**TASK DIRECTIONS**. Read the data and repeat it in full, exactly.
----- THE RECORDS
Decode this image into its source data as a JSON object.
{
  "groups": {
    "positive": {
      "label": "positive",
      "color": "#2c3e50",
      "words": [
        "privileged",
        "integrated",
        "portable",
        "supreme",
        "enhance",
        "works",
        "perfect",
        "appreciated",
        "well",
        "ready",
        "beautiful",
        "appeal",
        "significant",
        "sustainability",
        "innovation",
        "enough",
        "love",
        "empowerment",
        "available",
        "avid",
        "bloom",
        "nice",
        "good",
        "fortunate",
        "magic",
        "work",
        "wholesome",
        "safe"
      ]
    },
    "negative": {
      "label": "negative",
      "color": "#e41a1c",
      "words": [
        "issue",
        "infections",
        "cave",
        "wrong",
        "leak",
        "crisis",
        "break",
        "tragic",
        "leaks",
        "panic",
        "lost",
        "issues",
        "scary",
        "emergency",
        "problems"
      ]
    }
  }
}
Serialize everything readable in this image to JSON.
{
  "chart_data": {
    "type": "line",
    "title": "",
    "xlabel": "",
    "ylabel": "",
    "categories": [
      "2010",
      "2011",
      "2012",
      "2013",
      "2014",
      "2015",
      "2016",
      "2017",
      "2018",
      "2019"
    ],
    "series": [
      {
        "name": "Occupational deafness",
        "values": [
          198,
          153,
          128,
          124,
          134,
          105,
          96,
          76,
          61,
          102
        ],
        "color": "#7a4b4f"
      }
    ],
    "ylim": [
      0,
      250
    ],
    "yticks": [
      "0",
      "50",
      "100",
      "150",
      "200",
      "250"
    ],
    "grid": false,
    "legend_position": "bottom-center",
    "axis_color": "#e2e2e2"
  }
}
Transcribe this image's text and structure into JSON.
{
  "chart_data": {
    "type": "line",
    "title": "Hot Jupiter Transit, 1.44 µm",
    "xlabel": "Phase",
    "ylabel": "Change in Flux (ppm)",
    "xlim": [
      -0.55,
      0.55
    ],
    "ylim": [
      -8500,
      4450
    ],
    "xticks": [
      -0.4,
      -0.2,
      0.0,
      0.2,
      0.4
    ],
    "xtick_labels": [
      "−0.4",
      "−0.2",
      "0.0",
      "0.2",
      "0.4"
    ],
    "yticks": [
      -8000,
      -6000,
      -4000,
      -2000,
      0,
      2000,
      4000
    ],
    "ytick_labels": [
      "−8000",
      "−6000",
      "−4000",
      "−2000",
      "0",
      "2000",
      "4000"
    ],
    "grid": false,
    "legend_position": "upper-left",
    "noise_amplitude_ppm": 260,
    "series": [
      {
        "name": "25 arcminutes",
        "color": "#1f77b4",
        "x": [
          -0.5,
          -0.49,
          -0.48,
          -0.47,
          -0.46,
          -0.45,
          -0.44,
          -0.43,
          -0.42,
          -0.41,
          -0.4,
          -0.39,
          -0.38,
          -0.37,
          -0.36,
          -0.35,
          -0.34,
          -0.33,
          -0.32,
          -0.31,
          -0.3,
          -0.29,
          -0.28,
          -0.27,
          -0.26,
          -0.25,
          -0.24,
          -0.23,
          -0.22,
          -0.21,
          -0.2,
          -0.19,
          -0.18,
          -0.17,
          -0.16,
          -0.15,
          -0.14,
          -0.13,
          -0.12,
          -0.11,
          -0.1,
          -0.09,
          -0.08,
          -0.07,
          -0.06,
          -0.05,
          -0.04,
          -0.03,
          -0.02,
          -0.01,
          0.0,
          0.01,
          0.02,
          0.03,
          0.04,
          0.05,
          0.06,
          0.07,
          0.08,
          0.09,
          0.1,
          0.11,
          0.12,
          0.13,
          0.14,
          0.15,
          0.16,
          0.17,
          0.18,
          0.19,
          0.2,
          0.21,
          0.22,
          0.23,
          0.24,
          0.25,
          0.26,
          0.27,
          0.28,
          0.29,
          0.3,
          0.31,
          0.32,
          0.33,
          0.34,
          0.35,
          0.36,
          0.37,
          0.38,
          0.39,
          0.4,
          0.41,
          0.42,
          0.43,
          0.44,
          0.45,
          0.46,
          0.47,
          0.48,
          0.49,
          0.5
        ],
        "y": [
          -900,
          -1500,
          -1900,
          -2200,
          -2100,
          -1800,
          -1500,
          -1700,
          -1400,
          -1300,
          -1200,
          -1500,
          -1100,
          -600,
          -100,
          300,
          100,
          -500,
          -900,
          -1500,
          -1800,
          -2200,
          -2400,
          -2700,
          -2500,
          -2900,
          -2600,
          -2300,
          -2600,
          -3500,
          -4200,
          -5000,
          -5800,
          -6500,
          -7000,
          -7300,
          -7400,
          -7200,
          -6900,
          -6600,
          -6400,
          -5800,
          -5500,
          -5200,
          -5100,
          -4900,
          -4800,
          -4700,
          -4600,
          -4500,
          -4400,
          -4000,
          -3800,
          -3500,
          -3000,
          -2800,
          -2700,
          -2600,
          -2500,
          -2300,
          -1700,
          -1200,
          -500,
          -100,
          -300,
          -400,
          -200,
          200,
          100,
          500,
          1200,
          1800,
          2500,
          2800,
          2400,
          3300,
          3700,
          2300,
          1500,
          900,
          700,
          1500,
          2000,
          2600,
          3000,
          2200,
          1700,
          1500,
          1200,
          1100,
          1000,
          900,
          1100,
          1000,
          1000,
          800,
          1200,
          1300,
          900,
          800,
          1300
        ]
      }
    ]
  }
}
----------
**ANSWER FOR THIS EXERCISE**.
Decode this image into its source data as a JSON object.
{
  "groups": {
    "positive": {
      "label": "positive",
      "color": "#2c3e50",
      "words": [
        "privileged",
        "integrated",
        "portable",
        "supreme",
        "enhance",
        "works",
        "perfect",
        "appreciated",
        "well",
        "ready",
        "beautiful",
        "appeal",
        "significant",
        "sustainability",
        "innovation",
        "enough",
        "love",
        "empowerment",
        "available",
        "avid",
        "bloom",
        "nice",
        "good",
        "fortunate",
        "magic",
        "work",
        "wholesome",
        "safe"
      ]
    },
    "negative": {
      "label": "negative",
      "color": "#e41a1c",
      "words": [
        "issue",
        "infections",
        "cave",
        "wrong",
        "leak",
        "crisis",
        "break",
        "tragic",
        "leaks",
        "panic",
        "lost",
        "issues",
        "scary",
        "emergency",
        "problems"
      ]
    }
  }
}
Serialize everything readable in this image to JSON.
{
  "chart_data": {
    "type": "line",
    "title": "",
    "xlabel": "",
    "ylabel": "",
    "categories": [
      "2010",
      "2011",
      "2012",
      "2013",
      "2014",
      "2015",
      "2016",
      "2017",
      "2018",
      "2019"
    ],
    "series": [
      {
        "name": "Occupational deafness",
        "values": [
          198,
          153,
          128,
          124,
          134,
          105,
          96,
          76,
          61,
          102
        ],
        "color": "#7a4b4f"
      }
    ],
    "ylim": [
      0,
      250
    ],
    "yticks": [
      "0",
      "50",
      "100",
      "150",
      "200",
      "250"
    ],
    "grid": false,
    "legend_position": "bottom-center",
    "axis_color": "#e2e2e2"
  }
}
Transcribe this image's text and structure into JSON.
{
  "chart_data": {
    "type": "line",
    "title": "Hot Jupiter Transit, 1.44 µm",
    "xlabel": "Phase",
    "ylabel": "Change in Flux (ppm)",
    "xlim": [
      -0.55,
      0.55
    ],
    "ylim": [
      -8500,
      4450
    ],
    "xticks": [
      -0.4,
      -0.2,
      0.0,
      0.2,
      0.4
    ],
    "xtick_labels": [
      "−0.4",
      "−0.2",
      "0.0",
      "0.2",
      "0.4"
    ],
    "yticks": [
      -8000,
      -6000,
      -4000,
      -2000,
      0,
      2000,
      4000
    ],
    "ytick_labels": [
      "−8000",
      "−6000",
      "−4000",
      "−2000",
      "0",
      "2000",
      "4000"
    ],
    "grid": false,
    "legend_position": "upper-left",
    "noise_amplitude_ppm": 260,
    "series": [
      {
        "name": "25 arcminutes",
        "color": "#1f77b4",
        "x": [
          -0.5,
          -0.49,
          -0.48,
          -0.47,
          -0.46,
          -0.45,
          -0.44,
          -0.43,
          -0.42,
          -0.41,
          -0.4,
          -0.39,
          -0.38,
          -0.37,
          -0.36,
          -0.35,
          -0.34,
          -0.33,
          -0.32,
          -0.31,
          -0.3,
          -0.29,
          -0.28,
          -0.27,
          -0.26,
          -0.25,
          -0.24,
          -0.23,
          -0.22,
          -0.21,
          -0.2,
          -0.19,
          -0.18,
          -0.17,
          -0.16,
          -0.15,
          -0.14,
          -0.13,
          -0.12,
          -0.11,
          -0.1,
          -0.09,
          -0.08,
          -0.07,
          -0.06,
          -0.05,
          -0.04,
          -0.03,
          -0.02,
          -0.01,
          0.0,
          0.01,
          0.02,
          0.03,
          0.04,
          0.05,
          0.06,
          0.07,
          0.08,
          0.09,
          0.1,
          0.11,
          0.12,
          0.13,
          0.14,
          0.15,
          0.16,
          0.17,
          0.18,
          0.19,
          0.2,
          0.21,
          0.22,
          0.23,
          0.24,
          0.25,
          0.26,
          0.27,
          0.28,
          0.29,
          0.3,
          0.31,
          0.32,
          0.33,
          0.34,
          0.35,
          0.36,
          0.37,
          0.38,
          0.39,
          0.4,
          0.41,
          0.42,
          0.43,
          0.44,
          0.45,
          0.46,
          0.47,
          0.48,
          0.49,
          0.5
        ],
        "y": [
          -900,
          -1500,
          -1900,
          -2200,
          -2100,
          -1800,
          -1500,
          -1700,
          -1400,
          -1300,
          -1200,
          -1500,
          -1100,
          -600,
          -100,
          300,
          100,
          -500,
          -900,
          -1500,
          -1800,
          -2200,
          -2400,
          -2700,
          -2500,
          -2900,
          -2600,
          -2300,
          -2600,
          -3500,
          -4200,
          -5000,
          -5800,
          -6500,
          -7000,
          -7300,
          -7400,
          -7200,
          -6900,
          -6600,
          -6400,
          -5800,
          -5500,
          -5200,
          -5100,
          -4900,
          -4800,
          -4700,
          -4600,
          -4500,
          -4400,
          -4000,
          -3800,
          -3500,
          -3000,
          -2800,
          -2700,
          -2600,
          -2500,
          -2300,
          -1700,
          -1200,
          -500,
          -100,
          -300,
          -400,
          -200,
          200,
          100,
          500,
          1200,
          1800,
          2500,
          2800,
          2400,
          3300,
          3700,
          2300,
          1500,
          900,
          700,
          1500,
          2000,
          2600,
          3000,
          2200,
          1700,
          1500,
          1200,
          1100,
          1000,
          900,
          1100,
          1000,
          1000,
          800,
          1200,
          1300,
          900,
          800,
          1300
        ]
      }
    ]
  }
}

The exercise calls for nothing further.